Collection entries
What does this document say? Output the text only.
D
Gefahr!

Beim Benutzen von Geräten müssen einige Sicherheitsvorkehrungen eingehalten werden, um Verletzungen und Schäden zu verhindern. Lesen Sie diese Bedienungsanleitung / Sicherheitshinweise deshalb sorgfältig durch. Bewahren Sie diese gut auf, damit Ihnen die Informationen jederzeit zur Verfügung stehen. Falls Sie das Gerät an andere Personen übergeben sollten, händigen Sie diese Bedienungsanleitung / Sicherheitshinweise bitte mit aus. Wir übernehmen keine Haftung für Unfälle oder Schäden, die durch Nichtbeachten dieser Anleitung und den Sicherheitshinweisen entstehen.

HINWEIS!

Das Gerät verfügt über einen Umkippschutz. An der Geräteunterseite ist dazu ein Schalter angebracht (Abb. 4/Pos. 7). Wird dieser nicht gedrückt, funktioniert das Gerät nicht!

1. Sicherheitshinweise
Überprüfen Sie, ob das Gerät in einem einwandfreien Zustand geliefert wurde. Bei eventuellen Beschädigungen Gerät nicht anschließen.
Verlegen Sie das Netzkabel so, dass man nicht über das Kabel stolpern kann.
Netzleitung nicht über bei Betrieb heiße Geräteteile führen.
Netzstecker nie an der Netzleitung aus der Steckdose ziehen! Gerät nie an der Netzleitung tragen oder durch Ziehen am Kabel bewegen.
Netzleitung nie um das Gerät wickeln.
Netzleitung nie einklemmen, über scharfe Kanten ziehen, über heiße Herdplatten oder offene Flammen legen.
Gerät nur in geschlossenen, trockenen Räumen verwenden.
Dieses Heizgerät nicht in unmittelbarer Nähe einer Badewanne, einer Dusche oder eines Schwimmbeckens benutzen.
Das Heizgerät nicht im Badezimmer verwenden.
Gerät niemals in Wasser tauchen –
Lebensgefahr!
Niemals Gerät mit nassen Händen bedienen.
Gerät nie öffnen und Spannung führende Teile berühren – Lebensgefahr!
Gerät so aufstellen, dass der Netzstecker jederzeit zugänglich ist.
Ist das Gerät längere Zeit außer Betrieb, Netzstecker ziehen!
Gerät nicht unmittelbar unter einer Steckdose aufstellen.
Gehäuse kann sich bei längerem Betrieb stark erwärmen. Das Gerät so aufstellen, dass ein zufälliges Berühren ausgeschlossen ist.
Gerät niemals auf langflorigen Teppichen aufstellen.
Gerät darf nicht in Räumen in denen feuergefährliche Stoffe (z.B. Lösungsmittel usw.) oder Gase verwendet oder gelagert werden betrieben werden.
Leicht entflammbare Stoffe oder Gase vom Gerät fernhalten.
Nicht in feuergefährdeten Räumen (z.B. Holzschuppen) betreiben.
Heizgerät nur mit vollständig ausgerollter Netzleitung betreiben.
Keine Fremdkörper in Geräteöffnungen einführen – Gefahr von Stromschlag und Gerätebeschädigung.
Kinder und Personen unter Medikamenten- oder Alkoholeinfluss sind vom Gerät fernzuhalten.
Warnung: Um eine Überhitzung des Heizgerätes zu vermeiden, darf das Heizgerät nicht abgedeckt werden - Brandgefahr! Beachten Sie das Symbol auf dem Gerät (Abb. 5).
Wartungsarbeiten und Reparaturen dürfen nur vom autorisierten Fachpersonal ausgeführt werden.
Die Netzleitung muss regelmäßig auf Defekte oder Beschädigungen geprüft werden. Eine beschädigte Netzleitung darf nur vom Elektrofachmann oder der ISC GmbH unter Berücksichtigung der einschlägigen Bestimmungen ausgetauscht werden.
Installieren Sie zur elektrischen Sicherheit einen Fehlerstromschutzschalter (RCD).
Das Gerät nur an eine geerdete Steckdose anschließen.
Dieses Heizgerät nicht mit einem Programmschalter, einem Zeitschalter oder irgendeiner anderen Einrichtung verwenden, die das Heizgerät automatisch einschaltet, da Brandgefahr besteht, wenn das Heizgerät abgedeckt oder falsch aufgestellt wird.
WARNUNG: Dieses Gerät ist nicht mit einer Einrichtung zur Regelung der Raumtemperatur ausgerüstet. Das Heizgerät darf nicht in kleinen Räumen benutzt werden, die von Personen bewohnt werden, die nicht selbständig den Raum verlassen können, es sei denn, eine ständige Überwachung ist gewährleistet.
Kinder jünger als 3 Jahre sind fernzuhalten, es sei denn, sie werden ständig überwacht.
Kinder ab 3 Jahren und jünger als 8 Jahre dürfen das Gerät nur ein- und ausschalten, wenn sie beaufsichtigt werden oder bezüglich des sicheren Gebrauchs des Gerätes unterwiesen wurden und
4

▶ DESCRIPTION OF THE TASK:
Using the listing, copy every line where the word "dürfen" shows up.

▶ ANSWER IN FULL:
Wartungsarbeiten und Reparaturen dürfen nur vom autorisierten Fachpersonal ausgeführt werden.
Kinder ab 3 Jahren und jünger als 8 Jahre dürfen das Gerät nur ein- und ausschalten, wenn sie beaufsichtigt werden oder bezüglich des sicheren Gebrauchs des Gerätes unterwiesen wurden und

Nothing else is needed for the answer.